Figure dataset records
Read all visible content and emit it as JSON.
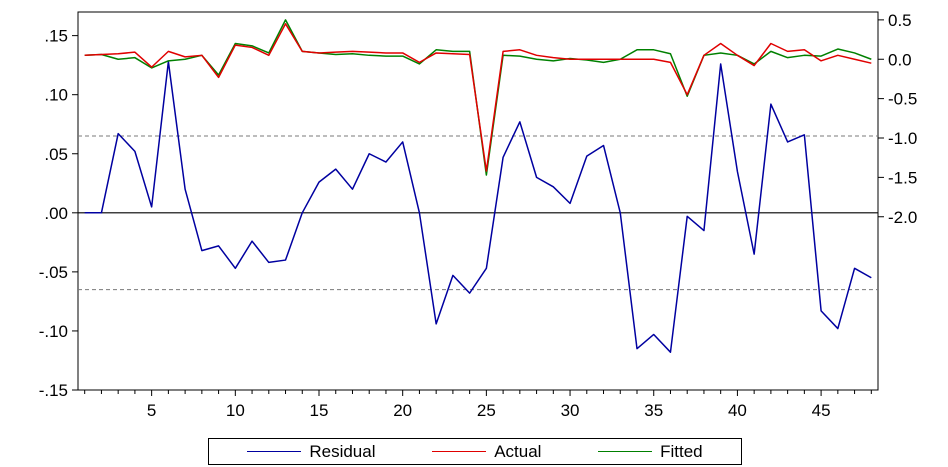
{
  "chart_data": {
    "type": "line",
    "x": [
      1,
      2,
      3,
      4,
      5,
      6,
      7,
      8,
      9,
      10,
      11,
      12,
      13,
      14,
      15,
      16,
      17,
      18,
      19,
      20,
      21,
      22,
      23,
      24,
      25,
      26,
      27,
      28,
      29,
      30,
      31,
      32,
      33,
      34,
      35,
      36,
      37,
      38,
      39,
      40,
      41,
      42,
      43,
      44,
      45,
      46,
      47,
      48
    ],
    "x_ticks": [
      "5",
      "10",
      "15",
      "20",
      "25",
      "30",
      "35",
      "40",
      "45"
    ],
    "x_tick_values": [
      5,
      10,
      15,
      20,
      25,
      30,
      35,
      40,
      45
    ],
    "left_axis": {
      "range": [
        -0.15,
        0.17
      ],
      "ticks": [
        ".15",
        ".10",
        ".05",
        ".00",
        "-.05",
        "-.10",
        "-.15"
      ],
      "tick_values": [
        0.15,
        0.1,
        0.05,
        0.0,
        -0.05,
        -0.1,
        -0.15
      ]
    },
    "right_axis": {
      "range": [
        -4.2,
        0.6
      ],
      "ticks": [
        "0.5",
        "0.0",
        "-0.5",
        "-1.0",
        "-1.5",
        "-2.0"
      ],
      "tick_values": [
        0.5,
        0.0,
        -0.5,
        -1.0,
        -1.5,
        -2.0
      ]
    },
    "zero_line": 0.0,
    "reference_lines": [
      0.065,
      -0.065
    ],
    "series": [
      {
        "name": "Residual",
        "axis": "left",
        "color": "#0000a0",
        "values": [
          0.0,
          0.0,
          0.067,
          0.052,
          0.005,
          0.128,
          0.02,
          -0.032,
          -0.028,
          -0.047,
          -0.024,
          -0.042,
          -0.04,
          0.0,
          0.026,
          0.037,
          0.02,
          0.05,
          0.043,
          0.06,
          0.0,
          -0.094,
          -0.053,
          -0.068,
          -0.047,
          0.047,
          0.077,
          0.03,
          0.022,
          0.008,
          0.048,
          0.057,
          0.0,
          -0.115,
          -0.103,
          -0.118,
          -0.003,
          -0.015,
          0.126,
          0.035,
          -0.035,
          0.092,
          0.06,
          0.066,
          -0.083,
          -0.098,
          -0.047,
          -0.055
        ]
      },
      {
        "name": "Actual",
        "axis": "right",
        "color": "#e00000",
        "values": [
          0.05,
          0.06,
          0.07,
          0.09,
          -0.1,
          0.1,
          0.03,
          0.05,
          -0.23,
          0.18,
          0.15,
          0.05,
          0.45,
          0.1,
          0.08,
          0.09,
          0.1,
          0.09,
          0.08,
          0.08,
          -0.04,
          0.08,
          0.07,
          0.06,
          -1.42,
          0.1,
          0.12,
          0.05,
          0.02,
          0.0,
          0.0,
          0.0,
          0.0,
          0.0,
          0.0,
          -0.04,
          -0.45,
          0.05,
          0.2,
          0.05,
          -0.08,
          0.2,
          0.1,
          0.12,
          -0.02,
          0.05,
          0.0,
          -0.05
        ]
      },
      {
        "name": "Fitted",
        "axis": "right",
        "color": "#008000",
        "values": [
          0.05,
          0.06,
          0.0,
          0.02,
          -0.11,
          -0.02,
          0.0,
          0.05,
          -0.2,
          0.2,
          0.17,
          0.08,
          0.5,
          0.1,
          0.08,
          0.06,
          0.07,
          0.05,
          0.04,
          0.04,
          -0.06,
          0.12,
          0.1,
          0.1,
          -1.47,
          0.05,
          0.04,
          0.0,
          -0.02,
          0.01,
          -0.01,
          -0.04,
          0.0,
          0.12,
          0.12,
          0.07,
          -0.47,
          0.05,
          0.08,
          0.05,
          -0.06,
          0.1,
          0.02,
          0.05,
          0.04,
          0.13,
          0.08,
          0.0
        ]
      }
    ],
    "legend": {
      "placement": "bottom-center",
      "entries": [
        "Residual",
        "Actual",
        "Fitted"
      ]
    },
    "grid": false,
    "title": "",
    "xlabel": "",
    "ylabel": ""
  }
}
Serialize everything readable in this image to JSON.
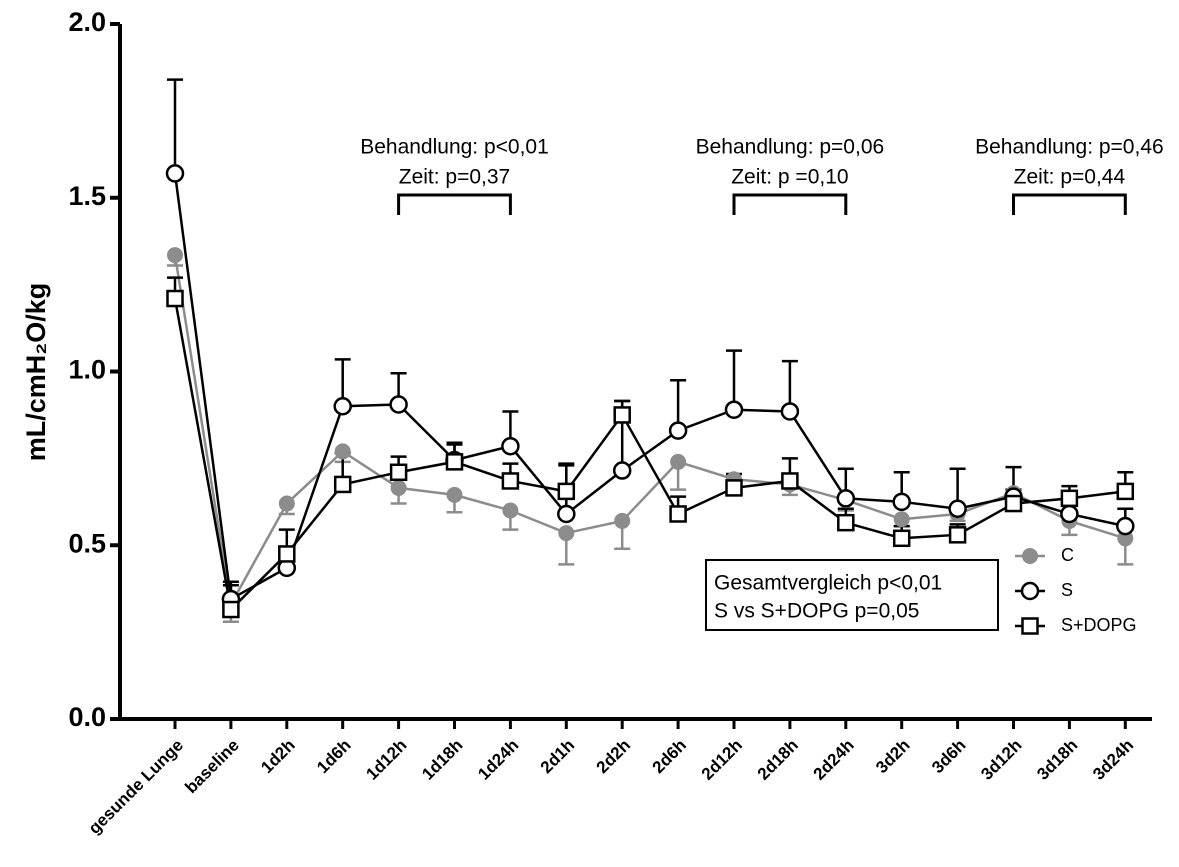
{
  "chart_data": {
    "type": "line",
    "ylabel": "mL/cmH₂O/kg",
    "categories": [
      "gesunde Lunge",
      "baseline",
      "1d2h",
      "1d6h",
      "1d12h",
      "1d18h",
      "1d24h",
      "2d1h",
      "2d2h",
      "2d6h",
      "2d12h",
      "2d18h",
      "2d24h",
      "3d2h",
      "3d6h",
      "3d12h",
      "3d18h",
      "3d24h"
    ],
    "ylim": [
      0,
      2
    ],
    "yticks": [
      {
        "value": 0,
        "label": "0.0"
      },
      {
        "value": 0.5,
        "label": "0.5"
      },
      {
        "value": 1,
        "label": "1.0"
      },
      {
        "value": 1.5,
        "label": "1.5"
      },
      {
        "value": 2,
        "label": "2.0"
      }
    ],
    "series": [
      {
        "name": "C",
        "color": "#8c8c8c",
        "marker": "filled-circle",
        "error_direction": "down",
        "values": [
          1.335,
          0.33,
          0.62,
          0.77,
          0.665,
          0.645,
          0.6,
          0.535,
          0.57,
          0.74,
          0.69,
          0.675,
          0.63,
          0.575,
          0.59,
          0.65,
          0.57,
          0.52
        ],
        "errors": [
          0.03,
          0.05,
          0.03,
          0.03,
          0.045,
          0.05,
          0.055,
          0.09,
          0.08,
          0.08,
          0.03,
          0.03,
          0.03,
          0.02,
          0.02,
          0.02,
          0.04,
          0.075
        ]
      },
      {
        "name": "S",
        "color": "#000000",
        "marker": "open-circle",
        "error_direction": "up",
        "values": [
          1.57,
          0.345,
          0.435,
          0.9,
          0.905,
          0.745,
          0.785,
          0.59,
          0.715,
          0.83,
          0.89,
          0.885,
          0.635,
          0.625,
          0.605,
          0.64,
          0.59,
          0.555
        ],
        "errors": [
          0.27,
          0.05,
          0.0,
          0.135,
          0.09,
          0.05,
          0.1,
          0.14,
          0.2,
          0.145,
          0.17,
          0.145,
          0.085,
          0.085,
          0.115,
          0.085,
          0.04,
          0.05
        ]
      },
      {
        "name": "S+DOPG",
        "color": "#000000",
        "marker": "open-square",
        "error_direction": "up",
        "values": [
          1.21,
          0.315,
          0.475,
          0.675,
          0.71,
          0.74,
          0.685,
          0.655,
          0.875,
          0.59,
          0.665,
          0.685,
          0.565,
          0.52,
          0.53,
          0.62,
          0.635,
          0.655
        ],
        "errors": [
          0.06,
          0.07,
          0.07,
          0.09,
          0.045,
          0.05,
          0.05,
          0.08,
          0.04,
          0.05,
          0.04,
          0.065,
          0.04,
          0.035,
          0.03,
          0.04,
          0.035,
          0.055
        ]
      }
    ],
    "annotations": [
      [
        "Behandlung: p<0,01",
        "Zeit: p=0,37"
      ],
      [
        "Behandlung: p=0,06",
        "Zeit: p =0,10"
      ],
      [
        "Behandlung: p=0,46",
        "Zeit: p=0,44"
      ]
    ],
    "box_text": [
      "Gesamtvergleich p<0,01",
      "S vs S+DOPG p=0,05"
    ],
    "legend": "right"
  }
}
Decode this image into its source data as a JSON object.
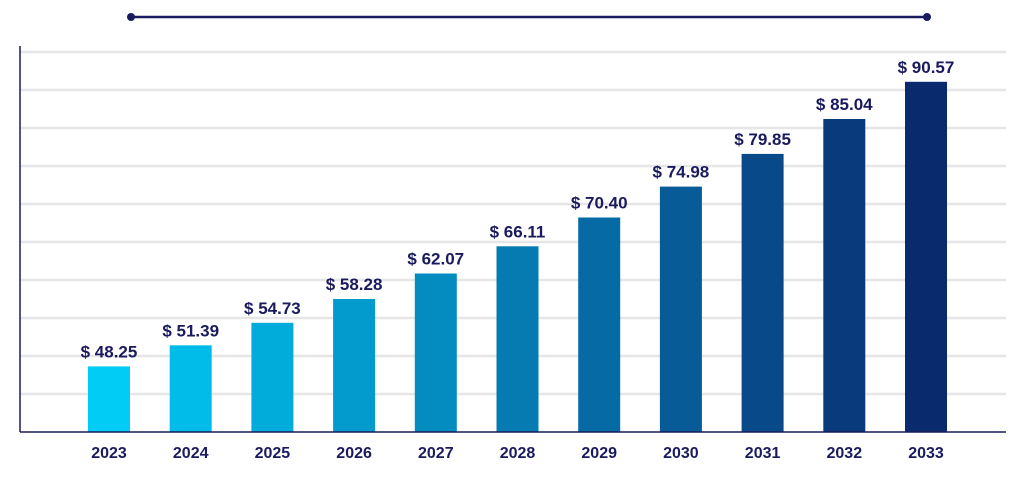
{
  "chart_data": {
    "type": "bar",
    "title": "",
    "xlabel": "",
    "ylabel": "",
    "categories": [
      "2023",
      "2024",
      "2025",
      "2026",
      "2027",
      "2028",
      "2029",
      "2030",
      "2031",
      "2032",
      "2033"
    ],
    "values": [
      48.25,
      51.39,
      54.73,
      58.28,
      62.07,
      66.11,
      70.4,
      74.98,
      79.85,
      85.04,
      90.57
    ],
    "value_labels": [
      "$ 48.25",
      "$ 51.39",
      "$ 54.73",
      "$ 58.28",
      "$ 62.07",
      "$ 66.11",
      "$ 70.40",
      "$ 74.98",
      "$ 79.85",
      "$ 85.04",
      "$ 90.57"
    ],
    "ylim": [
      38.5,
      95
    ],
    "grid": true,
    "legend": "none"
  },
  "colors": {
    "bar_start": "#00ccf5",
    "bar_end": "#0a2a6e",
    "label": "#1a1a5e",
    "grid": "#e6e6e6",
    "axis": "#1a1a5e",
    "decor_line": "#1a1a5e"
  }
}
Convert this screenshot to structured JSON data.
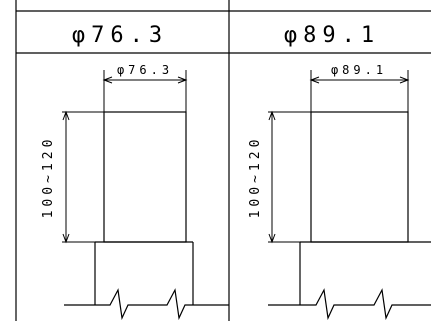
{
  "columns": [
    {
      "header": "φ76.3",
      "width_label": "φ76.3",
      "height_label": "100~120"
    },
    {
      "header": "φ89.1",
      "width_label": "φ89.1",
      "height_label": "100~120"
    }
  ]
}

**SET EXERCISE**
From the material above, write out exactly the lines from the line with "Convert this screenshot" through the closing line, inclusive, and no pictures.

**ANSWER FOR THE TASK**
Convert this screenshot to structured JSON data.
{
  "columns": [
    {
      "header": "φ76.3",
      "width_label": "φ76.3",
      "height_label": "100~120"
    },
    {
      "header": "φ89.1",
      "width_label": "φ89.1",
      "height_label": "100~120"
    }
  ]
}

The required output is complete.